» Task to complete:
The records that follow must be repeated exactly, minus the images.

Records: Begin

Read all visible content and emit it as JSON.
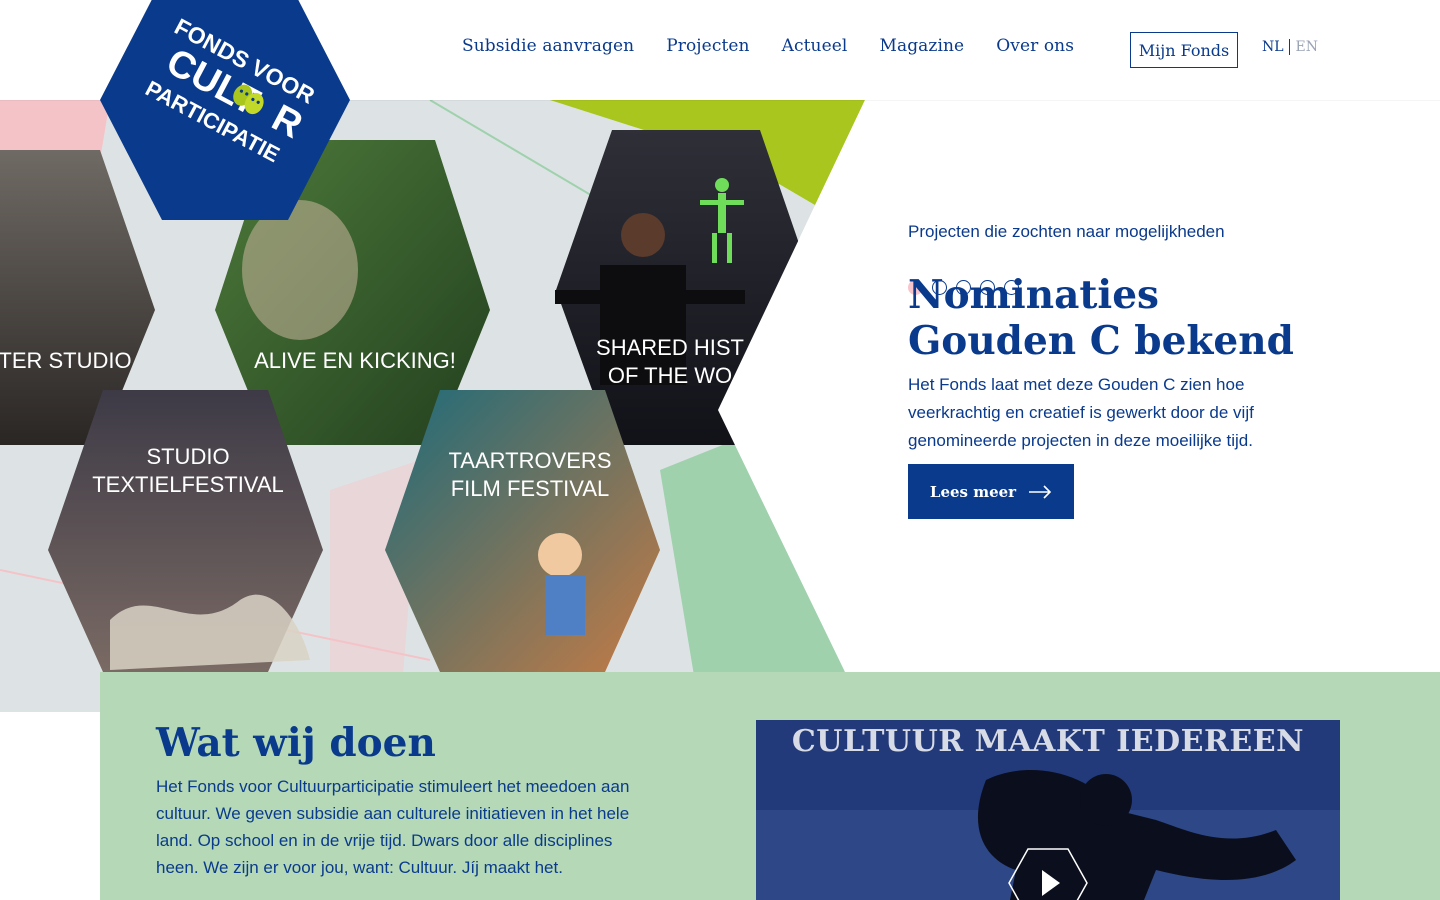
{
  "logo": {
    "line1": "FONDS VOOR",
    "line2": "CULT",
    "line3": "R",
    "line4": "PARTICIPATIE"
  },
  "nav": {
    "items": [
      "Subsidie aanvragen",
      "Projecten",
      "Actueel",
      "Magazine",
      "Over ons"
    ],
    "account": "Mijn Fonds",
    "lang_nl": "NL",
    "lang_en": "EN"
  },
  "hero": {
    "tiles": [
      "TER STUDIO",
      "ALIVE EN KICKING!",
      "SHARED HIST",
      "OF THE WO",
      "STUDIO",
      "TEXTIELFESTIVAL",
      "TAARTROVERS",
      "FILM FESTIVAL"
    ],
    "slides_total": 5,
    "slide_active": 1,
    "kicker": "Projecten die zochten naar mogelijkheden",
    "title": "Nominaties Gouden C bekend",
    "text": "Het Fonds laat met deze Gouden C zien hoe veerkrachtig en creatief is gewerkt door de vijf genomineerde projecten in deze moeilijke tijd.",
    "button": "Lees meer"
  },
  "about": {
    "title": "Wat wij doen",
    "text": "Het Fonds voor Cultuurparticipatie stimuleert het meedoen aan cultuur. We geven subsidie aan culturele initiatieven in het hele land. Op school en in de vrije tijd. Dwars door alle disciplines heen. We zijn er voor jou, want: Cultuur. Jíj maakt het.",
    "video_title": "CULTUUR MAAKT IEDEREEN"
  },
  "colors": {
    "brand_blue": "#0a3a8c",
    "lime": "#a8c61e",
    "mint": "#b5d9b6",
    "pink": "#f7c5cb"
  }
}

Records: End

» Result:
Read all visible content and emit it as JSON.
{
  "logo": {
    "line1": "FONDS VOOR",
    "line2": "CULT",
    "line3": "R",
    "line4": "PARTICIPATIE"
  },
  "nav": {
    "items": [
      "Subsidie aanvragen",
      "Projecten",
      "Actueel",
      "Magazine",
      "Over ons"
    ],
    "account": "Mijn Fonds",
    "lang_nl": "NL",
    "lang_en": "EN"
  },
  "hero": {
    "tiles": [
      "TER STUDIO",
      "ALIVE EN KICKING!",
      "SHARED HIST",
      "OF THE WO",
      "STUDIO",
      "TEXTIELFESTIVAL",
      "TAARTROVERS",
      "FILM FESTIVAL"
    ],
    "slides_total": 5,
    "slide_active": 1,
    "kicker": "Projecten die zochten naar mogelijkheden",
    "title": "Nominaties Gouden C bekend",
    "text": "Het Fonds laat met deze Gouden C zien hoe veerkrachtig en creatief is gewerkt door de vijf genomineerde projecten in deze moeilijke tijd.",
    "button": "Lees meer"
  },
  "about": {
    "title": "Wat wij doen",
    "text": "Het Fonds voor Cultuurparticipatie stimuleert het meedoen aan cultuur. We geven subsidie aan culturele initiatieven in het hele land. Op school en in de vrije tijd. Dwars door alle disciplines heen. We zijn er voor jou, want: Cultuur. Jíj maakt het.",
    "video_title": "CULTUUR MAAKT IEDEREEN"
  },
  "colors": {
    "brand_blue": "#0a3a8c",
    "lime": "#a8c61e",
    "mint": "#b5d9b6",
    "pink": "#f7c5cb"
  }
}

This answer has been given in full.